> [INFORMATION]
== == ==

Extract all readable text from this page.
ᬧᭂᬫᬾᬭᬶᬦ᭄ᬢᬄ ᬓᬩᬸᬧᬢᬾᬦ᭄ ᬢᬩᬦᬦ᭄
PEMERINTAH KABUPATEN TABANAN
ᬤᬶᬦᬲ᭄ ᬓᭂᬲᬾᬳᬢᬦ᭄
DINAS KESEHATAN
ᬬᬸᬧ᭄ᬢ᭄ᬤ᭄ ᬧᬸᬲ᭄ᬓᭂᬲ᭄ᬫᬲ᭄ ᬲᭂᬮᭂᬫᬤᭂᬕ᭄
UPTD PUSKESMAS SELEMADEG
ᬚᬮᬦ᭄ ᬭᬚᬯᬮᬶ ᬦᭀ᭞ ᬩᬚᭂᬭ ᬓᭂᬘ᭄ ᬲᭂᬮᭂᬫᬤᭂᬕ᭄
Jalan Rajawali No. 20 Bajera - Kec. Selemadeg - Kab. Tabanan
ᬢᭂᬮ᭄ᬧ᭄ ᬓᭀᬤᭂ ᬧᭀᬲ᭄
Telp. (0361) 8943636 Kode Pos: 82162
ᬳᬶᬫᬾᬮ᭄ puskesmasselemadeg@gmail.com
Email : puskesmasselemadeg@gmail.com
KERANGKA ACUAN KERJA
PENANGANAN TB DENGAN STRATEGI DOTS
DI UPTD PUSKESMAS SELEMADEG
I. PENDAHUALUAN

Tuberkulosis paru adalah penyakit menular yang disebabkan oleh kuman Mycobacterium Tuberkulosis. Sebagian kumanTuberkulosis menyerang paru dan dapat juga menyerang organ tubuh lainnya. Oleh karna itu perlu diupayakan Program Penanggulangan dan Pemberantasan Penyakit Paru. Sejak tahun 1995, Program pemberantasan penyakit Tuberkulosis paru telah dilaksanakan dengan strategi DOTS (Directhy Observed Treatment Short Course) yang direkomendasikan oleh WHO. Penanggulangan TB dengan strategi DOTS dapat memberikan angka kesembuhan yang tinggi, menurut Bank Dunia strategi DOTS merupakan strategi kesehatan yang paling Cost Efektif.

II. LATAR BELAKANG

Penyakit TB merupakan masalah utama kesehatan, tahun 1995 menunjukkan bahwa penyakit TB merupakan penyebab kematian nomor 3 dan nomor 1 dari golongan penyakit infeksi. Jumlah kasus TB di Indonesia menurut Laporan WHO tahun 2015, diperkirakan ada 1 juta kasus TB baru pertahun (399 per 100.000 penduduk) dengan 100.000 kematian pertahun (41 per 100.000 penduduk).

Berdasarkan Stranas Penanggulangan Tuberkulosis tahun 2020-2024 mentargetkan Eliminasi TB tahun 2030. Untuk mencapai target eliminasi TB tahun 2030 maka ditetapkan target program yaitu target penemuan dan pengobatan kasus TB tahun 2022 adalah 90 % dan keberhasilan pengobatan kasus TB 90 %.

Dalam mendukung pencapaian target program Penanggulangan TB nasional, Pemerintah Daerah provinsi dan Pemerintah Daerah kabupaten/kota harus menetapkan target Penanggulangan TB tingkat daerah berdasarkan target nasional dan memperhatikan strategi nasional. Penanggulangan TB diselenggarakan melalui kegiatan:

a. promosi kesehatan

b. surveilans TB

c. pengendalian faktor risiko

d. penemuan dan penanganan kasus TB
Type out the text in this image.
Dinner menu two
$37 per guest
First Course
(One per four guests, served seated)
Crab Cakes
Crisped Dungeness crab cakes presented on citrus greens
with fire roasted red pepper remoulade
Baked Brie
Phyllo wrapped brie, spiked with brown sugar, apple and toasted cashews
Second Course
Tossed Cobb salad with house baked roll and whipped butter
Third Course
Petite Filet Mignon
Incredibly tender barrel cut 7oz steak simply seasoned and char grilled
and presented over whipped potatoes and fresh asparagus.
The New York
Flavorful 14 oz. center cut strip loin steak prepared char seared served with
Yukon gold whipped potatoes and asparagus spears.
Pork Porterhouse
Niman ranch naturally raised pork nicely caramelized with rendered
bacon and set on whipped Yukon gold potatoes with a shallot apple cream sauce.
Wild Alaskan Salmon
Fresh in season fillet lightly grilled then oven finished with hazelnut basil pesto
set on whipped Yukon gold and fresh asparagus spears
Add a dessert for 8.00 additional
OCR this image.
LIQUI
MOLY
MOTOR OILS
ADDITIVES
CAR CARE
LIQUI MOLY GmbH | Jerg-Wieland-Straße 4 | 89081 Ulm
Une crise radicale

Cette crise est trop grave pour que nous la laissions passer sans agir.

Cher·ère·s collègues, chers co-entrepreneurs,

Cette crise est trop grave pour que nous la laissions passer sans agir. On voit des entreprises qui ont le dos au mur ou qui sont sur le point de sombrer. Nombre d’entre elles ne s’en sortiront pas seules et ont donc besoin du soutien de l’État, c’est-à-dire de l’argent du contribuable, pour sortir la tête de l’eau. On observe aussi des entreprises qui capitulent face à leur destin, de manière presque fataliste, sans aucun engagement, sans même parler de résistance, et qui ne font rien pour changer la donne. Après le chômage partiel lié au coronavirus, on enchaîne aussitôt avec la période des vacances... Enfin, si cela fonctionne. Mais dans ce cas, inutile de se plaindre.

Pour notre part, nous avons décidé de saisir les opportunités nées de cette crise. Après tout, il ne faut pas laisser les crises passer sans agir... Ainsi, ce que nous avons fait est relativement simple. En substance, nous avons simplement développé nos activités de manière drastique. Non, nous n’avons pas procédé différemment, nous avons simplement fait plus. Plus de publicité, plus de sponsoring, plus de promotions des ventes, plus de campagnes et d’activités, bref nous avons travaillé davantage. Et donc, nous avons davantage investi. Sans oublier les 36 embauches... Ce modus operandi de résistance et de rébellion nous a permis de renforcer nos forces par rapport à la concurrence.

== == ==

> [DESCRIPTION OF THE TASK] Word for word, write out each entry shown above.

> [RESPONSE AREA]
Extract all readable text from this page.
ᬧᭂᬫᬾᬭᬶᬦ᭄ᬢᬄ ᬓᬩᬸᬧᬢᬾᬦ᭄ ᬢᬩᬦᬦ᭄
PEMERINTAH KABUPATEN TABANAN
ᬤᬶᬦᬲ᭄ ᬓᭂᬲᬾᬳᬢᬦ᭄
DINAS KESEHATAN
ᬬᬸᬧ᭄ᬢ᭄ᬤ᭄ ᬧᬸᬲ᭄ᬓᭂᬲ᭄ᬫᬲ᭄ ᬲᭂᬮᭂᬫᬤᭂᬕ᭄
UPTD PUSKESMAS SELEMADEG
ᬚᬮᬦ᭄ ᬭᬚᬯᬮᬶ ᬦᭀ᭞ ᬩᬚᭂᬭ ᬓᭂᬘ᭄ ᬲᭂᬮᭂᬫᬤᭂᬕ᭄
Jalan Rajawali No. 20 Bajera - Kec. Selemadeg - Kab. Tabanan
ᬢᭂᬮ᭄ᬧ᭄ ᬓᭀᬤᭂ ᬧᭀᬲ᭄
Telp. (0361) 8943636 Kode Pos: 82162
ᬳᬶᬫᬾᬮ᭄ puskesmasselemadeg@gmail.com
Email : puskesmasselemadeg@gmail.com
KERANGKA ACUAN KERJA
PENANGANAN TB DENGAN STRATEGI DOTS
DI UPTD PUSKESMAS SELEMADEG
I. PENDAHUALUAN

Tuberkulosis paru adalah penyakit menular yang disebabkan oleh kuman Mycobacterium Tuberkulosis. Sebagian kumanTuberkulosis menyerang paru dan dapat juga menyerang organ tubuh lainnya. Oleh karna itu perlu diupayakan Program Penanggulangan dan Pemberantasan Penyakit Paru. Sejak tahun 1995, Program pemberantasan penyakit Tuberkulosis paru telah dilaksanakan dengan strategi DOTS (Directhy Observed Treatment Short Course) yang direkomendasikan oleh WHO. Penanggulangan TB dengan strategi DOTS dapat memberikan angka kesembuhan yang tinggi, menurut Bank Dunia strategi DOTS merupakan strategi kesehatan yang paling Cost Efektif.

II. LATAR BELAKANG

Penyakit TB merupakan masalah utama kesehatan, tahun 1995 menunjukkan bahwa penyakit TB merupakan penyebab kematian nomor 3 dan nomor 1 dari golongan penyakit infeksi. Jumlah kasus TB di Indonesia menurut Laporan WHO tahun 2015, diperkirakan ada 1 juta kasus TB baru pertahun (399 per 100.000 penduduk) dengan 100.000 kematian pertahun (41 per 100.000 penduduk).

Berdasarkan Stranas Penanggulangan Tuberkulosis tahun 2020-2024 mentargetkan Eliminasi TB tahun 2030. Untuk mencapai target eliminasi TB tahun 2030 maka ditetapkan target program yaitu target penemuan dan pengobatan kasus TB tahun 2022 adalah 90 % dan keberhasilan pengobatan kasus TB 90 %.

Dalam mendukung pencapaian target program Penanggulangan TB nasional, Pemerintah Daerah provinsi dan Pemerintah Daerah kabupaten/kota harus menetapkan target Penanggulangan TB tingkat daerah berdasarkan target nasional dan memperhatikan strategi nasional. Penanggulangan TB diselenggarakan melalui kegiatan:

a. promosi kesehatan

b. surveilans TB

c. pengendalian faktor risiko

d. penemuan dan penanganan kasus TB
Type out the text in this image.
Dinner menu two
$37 per guest
First Course
(One per four guests, served seated)
Crab Cakes
Crisped Dungeness crab cakes presented on citrus greens
with fire roasted red pepper remoulade
Baked Brie
Phyllo wrapped brie, spiked with brown sugar, apple and toasted cashews
Second Course
Tossed Cobb salad with house baked roll and whipped butter
Third Course
Petite Filet Mignon
Incredibly tender barrel cut 7oz steak simply seasoned and char grilled
and presented over whipped potatoes and fresh asparagus.
The New York
Flavorful 14 oz. center cut strip loin steak prepared char seared served with
Yukon gold whipped potatoes and asparagus spears.
Pork Porterhouse
Niman ranch naturally raised pork nicely caramelized with rendered
bacon and set on whipped Yukon gold potatoes with a shallot apple cream sauce.
Wild Alaskan Salmon
Fresh in season fillet lightly grilled then oven finished with hazelnut basil pesto
set on whipped Yukon gold and fresh asparagus spears
Add a dessert for 8.00 additional
OCR this image.
LIQUI
MOLY
MOTOR OILS
ADDITIVES
CAR CARE
LIQUI MOLY GmbH | Jerg-Wieland-Straße 4 | 89081 Ulm
Une crise radicale

Cette crise est trop grave pour que nous la laissions passer sans agir.

Cher·ère·s collègues, chers co-entrepreneurs,

Cette crise est trop grave pour que nous la laissions passer sans agir. On voit des entreprises qui ont le dos au mur ou qui sont sur le point de sombrer. Nombre d’entre elles ne s’en sortiront pas seules et ont donc besoin du soutien de l’État, c’est-à-dire de l’argent du contribuable, pour sortir la tête de l’eau. On observe aussi des entreprises qui capitulent face à leur destin, de manière presque fataliste, sans aucun engagement, sans même parler de résistance, et qui ne font rien pour changer la donne. Après le chômage partiel lié au coronavirus, on enchaîne aussitôt avec la période des vacances... Enfin, si cela fonctionne. Mais dans ce cas, inutile de se plaindre.

Pour notre part, nous avons décidé de saisir les opportunités nées de cette crise. Après tout, il ne faut pas laisser les crises passer sans agir... Ainsi, ce que nous avons fait est relativement simple. En substance, nous avons simplement développé nos activités de manière drastique. Non, nous n’avons pas procédé différemment, nous avons simplement fait plus. Plus de publicité, plus de sponsoring, plus de promotions des ventes, plus de campagnes et d’activités, bref nous avons travaillé davantage. Et donc, nous avons davantage investi. Sans oublier les 36 embauches... Ce modus operandi de résistance et de rébellion nous a permis de renforcer nos forces par rapport à la concurrence.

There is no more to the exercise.